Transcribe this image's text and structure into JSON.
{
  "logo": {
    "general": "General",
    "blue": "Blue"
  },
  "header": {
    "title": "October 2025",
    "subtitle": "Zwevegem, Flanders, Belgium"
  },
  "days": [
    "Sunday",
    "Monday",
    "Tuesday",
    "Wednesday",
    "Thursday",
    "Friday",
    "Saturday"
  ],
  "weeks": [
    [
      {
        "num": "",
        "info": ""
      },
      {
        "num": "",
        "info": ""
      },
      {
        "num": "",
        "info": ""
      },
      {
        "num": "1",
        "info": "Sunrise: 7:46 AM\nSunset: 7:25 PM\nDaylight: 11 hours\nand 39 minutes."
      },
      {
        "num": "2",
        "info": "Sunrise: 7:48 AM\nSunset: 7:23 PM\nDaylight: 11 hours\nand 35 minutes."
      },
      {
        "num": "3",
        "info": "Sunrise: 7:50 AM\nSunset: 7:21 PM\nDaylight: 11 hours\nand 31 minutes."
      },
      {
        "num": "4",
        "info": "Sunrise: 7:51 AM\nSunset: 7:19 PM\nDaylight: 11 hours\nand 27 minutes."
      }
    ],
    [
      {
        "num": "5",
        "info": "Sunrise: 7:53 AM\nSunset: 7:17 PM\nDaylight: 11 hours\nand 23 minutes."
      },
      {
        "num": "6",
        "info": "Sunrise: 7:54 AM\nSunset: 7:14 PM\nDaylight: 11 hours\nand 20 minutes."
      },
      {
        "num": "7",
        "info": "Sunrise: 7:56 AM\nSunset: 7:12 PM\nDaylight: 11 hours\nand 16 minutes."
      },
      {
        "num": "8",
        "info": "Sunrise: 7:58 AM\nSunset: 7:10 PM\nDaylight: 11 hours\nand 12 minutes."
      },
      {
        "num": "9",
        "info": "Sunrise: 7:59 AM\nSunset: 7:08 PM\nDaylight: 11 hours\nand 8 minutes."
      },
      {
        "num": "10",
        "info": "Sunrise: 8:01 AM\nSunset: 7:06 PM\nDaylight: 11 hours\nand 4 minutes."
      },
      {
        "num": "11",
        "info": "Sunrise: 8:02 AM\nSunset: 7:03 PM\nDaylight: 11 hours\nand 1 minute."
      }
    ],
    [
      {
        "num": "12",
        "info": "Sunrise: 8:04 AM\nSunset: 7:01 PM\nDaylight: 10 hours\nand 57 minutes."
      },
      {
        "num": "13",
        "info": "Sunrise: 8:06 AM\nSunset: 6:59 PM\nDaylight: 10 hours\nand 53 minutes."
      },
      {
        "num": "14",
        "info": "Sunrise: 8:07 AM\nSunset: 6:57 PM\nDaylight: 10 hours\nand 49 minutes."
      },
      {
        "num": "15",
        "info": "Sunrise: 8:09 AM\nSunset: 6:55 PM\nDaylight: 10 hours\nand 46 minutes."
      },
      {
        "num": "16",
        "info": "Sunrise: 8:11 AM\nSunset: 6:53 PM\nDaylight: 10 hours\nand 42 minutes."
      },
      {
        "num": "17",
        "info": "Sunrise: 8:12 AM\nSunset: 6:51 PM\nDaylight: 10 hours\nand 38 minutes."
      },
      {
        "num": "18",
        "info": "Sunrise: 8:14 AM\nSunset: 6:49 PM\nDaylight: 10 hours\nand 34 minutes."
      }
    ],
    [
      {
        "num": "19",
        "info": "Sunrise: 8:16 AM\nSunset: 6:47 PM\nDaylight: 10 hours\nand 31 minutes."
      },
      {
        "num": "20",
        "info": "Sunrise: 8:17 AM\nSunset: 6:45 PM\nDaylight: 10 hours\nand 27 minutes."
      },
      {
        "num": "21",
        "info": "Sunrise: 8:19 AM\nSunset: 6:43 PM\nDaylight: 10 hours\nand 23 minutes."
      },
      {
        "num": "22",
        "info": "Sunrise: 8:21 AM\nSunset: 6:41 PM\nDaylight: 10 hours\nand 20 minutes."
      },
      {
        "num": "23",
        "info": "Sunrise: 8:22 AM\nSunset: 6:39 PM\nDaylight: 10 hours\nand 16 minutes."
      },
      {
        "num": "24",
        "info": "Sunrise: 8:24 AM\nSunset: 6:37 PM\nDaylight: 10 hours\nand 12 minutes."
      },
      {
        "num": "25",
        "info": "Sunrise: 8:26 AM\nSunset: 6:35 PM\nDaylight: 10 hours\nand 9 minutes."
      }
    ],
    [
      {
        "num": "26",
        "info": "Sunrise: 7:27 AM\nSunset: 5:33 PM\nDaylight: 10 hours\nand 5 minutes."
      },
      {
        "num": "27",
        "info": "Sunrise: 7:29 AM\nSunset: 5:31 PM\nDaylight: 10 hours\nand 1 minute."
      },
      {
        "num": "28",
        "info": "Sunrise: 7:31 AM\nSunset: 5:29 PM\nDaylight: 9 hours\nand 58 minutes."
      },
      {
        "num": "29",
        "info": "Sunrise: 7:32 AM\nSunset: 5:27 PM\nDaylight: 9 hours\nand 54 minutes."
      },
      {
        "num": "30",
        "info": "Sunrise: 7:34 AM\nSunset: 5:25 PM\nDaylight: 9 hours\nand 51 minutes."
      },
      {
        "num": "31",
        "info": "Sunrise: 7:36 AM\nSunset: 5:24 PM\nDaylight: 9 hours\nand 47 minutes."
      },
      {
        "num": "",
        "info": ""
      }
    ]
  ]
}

■ ■ ■ ■

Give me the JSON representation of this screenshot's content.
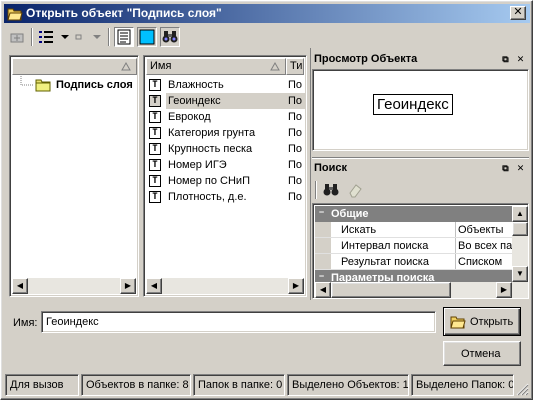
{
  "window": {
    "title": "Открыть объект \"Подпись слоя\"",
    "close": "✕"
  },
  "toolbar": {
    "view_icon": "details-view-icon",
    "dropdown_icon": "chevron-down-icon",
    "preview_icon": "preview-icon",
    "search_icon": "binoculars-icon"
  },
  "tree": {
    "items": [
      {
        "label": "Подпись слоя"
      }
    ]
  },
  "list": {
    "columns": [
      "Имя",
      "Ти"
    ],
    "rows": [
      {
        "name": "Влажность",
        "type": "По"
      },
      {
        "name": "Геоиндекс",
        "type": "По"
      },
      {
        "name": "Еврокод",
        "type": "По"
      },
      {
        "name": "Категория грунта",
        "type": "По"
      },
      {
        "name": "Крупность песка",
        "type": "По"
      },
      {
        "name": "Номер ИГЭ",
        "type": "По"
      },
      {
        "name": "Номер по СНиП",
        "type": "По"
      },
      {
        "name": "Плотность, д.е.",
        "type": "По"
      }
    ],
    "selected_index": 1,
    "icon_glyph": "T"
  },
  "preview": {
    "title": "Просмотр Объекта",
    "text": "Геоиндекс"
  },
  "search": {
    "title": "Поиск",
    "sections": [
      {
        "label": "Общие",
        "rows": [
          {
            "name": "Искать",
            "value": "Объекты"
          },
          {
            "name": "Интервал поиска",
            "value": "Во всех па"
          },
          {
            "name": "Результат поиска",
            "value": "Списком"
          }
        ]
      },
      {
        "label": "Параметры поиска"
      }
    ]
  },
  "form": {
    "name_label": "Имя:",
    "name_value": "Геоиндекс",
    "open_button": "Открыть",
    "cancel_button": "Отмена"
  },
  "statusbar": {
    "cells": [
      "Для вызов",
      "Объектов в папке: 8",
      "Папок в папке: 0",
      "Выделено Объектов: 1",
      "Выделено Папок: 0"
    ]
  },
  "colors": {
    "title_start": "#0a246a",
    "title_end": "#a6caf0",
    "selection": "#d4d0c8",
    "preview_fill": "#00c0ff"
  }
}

■ ■ ■ ■

__YOUR GOAL__: Search the lines above for the string "Объектов" and copy each line that has it.

__COMPLETE RESPONSE__:
      "Объектов в папке: 8",
      "Выделено Объектов: 1",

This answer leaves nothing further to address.